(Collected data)
= = =

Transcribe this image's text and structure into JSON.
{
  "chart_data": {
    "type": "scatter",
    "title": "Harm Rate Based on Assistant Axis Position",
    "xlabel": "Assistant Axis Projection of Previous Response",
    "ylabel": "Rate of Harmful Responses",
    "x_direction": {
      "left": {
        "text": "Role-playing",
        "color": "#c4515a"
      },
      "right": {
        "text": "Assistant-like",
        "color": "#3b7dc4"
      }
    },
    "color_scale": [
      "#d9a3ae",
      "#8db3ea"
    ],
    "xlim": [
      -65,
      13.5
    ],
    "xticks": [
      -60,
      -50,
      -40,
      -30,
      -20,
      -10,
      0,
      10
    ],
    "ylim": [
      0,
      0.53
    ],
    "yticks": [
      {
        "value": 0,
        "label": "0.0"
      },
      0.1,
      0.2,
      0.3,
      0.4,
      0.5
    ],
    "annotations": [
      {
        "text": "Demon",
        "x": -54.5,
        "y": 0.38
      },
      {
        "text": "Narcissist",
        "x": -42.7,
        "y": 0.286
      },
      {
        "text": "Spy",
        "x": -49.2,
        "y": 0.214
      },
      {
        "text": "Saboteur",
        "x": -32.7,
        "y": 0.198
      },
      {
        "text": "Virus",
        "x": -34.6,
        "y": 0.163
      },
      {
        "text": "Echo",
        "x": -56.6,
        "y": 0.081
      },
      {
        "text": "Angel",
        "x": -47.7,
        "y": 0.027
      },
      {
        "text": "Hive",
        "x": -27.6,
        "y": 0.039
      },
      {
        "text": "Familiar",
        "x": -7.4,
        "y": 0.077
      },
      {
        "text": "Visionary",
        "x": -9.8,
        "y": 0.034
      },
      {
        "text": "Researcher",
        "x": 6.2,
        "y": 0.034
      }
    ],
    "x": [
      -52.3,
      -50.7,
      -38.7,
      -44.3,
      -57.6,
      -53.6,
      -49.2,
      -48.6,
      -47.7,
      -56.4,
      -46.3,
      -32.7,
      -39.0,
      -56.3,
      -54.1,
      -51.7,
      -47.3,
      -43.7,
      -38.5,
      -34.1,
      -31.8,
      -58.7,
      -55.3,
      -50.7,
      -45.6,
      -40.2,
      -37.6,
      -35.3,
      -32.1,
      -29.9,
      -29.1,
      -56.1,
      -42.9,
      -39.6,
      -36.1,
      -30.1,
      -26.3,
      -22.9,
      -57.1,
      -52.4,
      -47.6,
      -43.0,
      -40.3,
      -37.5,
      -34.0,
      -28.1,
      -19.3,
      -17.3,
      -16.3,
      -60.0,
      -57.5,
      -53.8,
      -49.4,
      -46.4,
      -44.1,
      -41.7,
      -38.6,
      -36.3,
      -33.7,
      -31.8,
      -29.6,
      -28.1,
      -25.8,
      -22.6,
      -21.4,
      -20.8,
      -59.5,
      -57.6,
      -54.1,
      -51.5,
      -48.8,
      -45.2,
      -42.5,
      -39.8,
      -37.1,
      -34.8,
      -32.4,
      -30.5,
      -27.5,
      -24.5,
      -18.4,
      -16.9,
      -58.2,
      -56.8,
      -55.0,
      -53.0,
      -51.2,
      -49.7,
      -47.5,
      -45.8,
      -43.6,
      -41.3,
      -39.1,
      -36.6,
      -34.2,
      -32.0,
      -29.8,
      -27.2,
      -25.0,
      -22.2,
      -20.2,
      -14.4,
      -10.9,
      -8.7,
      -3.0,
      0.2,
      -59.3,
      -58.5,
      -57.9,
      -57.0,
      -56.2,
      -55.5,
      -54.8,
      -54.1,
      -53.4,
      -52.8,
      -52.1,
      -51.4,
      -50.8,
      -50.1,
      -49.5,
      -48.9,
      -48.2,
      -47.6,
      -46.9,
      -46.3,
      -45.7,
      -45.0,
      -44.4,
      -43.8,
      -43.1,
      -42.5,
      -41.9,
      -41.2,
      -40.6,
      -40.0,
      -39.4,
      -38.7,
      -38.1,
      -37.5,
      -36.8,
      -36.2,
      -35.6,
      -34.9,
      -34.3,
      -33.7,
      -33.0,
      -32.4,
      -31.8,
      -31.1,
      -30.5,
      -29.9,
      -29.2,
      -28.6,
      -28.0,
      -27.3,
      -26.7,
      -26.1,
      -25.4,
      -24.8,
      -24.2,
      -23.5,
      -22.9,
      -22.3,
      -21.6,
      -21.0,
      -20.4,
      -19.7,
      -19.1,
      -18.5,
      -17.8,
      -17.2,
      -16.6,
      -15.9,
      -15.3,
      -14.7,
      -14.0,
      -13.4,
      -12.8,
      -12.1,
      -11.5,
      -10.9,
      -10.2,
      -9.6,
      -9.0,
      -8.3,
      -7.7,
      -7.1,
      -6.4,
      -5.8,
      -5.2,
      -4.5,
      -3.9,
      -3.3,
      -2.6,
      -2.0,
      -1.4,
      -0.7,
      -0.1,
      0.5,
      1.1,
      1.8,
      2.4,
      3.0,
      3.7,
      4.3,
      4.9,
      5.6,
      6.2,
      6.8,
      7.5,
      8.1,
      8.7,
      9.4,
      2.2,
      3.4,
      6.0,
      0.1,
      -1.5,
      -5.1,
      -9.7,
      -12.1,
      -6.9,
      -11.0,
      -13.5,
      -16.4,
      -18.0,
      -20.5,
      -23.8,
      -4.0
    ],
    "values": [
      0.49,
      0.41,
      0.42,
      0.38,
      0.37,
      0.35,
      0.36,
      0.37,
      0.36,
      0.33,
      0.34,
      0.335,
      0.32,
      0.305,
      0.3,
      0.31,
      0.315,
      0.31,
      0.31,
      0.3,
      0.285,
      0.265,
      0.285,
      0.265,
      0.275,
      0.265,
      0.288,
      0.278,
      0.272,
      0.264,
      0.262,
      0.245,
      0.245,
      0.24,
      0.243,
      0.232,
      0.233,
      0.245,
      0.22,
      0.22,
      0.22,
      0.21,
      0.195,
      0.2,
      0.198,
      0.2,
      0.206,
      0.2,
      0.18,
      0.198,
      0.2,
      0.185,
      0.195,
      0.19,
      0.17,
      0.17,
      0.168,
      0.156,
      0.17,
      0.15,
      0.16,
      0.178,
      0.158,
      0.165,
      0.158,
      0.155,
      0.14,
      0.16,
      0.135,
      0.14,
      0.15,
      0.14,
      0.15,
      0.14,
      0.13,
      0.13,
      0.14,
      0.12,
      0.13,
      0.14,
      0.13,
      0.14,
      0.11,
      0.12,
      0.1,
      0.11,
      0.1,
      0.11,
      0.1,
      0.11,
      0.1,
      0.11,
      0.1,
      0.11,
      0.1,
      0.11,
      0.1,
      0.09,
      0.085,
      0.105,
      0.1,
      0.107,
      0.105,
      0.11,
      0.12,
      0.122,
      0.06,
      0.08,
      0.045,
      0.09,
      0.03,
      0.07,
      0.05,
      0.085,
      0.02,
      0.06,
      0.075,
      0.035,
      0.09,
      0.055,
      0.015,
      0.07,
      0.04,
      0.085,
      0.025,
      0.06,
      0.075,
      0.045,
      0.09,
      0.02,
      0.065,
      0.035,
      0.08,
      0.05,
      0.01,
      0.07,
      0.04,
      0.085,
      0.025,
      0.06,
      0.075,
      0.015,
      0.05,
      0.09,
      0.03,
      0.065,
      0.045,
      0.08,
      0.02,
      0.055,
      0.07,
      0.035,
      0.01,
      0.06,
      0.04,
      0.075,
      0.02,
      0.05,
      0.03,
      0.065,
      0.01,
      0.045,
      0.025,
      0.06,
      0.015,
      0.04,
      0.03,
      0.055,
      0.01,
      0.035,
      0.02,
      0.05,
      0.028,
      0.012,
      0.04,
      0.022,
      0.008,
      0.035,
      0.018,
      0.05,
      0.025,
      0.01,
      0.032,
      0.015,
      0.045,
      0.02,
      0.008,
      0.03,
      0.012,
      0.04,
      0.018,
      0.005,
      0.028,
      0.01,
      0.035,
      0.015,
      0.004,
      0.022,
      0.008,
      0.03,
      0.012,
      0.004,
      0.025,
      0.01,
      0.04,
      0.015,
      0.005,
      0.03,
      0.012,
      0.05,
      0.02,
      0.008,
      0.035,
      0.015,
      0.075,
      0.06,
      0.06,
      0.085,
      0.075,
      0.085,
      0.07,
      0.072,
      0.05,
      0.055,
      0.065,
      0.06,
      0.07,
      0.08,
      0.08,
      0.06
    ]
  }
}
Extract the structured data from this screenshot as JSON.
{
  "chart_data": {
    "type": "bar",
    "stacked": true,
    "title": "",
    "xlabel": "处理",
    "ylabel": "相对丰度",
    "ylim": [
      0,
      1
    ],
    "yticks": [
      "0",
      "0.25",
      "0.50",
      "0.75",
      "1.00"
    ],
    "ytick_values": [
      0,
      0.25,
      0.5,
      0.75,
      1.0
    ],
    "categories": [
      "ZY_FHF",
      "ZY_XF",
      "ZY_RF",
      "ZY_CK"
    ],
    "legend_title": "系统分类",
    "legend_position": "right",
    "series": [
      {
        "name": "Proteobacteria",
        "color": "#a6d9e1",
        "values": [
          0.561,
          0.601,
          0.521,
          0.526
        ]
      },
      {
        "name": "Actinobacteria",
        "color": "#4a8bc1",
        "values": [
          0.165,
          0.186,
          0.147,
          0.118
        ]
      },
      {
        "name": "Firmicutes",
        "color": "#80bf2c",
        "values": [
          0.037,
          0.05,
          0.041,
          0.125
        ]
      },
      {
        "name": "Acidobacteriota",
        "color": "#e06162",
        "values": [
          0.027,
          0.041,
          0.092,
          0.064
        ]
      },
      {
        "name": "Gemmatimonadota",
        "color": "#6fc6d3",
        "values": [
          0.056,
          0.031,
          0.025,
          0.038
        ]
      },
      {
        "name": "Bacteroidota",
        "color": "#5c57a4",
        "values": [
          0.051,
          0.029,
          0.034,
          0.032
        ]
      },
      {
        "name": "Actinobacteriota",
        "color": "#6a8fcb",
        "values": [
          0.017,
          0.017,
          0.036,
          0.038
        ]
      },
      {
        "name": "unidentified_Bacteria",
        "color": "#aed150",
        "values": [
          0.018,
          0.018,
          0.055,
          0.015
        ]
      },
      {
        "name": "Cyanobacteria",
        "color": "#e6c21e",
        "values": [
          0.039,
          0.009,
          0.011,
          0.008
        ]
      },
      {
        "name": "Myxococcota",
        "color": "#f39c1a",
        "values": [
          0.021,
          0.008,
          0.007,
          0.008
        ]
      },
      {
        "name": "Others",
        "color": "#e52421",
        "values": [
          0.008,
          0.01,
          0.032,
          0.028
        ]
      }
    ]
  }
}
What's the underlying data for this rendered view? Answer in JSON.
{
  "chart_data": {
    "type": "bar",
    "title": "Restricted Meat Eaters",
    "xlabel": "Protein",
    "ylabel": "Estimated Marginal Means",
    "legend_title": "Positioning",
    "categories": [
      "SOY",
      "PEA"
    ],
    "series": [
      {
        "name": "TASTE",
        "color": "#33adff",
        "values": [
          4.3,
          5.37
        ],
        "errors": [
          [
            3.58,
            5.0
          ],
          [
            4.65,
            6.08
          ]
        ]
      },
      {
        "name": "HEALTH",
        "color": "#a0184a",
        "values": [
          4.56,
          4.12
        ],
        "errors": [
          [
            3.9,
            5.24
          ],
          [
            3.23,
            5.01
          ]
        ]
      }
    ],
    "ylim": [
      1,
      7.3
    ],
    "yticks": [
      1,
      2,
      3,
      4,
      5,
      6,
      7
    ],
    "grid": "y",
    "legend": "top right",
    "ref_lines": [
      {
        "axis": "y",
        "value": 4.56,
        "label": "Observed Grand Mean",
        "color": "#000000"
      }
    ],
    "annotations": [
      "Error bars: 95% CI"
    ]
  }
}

= = =

*AIM OF THE TASK*
Count the lines above holding "ylabel". Give only the number.

*SOLUTION TO THE PROBLEM*
3